RECORDS FOR THIS TASK —
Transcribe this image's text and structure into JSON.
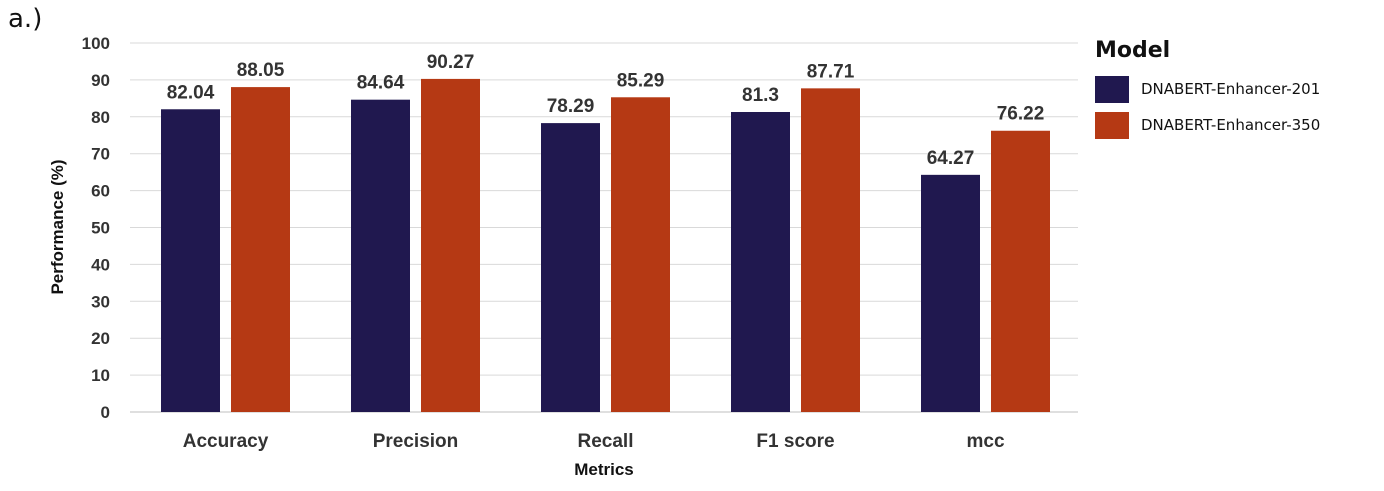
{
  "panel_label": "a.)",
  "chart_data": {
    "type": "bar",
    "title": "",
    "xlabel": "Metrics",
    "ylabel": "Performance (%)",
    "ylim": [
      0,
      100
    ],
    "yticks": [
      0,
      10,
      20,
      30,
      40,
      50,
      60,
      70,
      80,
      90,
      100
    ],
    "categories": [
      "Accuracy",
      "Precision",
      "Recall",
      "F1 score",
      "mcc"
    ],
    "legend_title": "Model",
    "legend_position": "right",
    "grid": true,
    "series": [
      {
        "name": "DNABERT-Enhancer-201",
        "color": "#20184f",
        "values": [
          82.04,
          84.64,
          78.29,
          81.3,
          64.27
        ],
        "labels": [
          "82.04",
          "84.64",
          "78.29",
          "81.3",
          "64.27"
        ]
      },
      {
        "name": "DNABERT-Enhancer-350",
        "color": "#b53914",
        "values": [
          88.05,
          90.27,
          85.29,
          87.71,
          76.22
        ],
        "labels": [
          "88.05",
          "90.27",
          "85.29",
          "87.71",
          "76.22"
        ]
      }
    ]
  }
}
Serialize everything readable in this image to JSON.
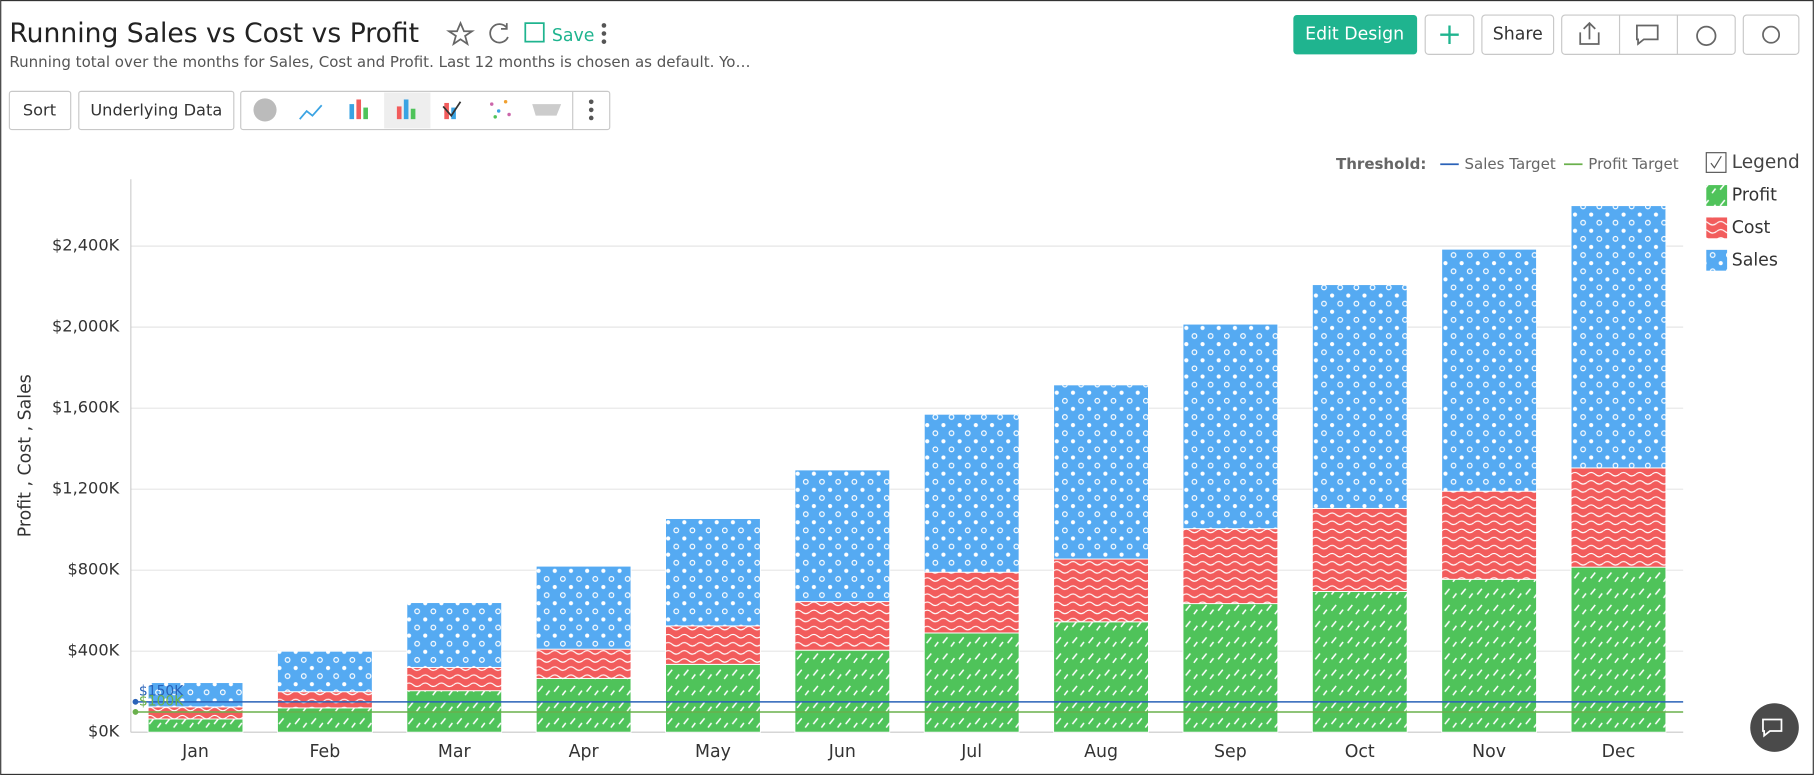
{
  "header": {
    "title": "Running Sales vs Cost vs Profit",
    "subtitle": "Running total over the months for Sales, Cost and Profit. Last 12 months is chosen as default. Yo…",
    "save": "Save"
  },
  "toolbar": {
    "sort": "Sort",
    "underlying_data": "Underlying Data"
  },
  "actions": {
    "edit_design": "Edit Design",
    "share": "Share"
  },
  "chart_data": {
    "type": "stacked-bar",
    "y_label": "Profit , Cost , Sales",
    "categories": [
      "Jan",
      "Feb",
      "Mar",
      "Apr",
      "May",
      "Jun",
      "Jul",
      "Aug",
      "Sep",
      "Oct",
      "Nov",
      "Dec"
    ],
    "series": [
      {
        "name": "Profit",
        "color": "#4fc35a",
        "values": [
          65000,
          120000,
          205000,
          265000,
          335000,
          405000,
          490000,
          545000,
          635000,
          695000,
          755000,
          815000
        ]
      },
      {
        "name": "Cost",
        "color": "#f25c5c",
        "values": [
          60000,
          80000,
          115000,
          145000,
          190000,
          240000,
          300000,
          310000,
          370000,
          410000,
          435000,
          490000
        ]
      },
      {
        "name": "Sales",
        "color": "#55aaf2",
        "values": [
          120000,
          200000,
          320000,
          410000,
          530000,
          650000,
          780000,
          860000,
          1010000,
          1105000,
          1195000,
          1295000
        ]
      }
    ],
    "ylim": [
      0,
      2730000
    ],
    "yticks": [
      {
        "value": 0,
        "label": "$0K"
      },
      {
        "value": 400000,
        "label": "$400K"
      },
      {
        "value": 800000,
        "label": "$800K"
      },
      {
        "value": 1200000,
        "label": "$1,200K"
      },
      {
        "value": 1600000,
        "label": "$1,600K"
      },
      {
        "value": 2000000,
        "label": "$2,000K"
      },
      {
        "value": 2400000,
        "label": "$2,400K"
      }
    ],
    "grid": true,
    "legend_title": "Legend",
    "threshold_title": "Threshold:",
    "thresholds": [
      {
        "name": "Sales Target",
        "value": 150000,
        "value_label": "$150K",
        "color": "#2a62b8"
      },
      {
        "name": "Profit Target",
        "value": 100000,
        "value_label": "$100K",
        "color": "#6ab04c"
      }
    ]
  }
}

DIRECTION — From the records given above, copy all lines containing "Cost".

SOLUTION TO THIS EXERCISE —
    "title": "Running Sales vs Cost vs Profit",
    "subtitle": "Running total over the months for Sales, Cost and Profit. Last 12 months is chosen as default. Yo…",
    "y_label": "Profit , Cost , Sales",
        "name": "Cost",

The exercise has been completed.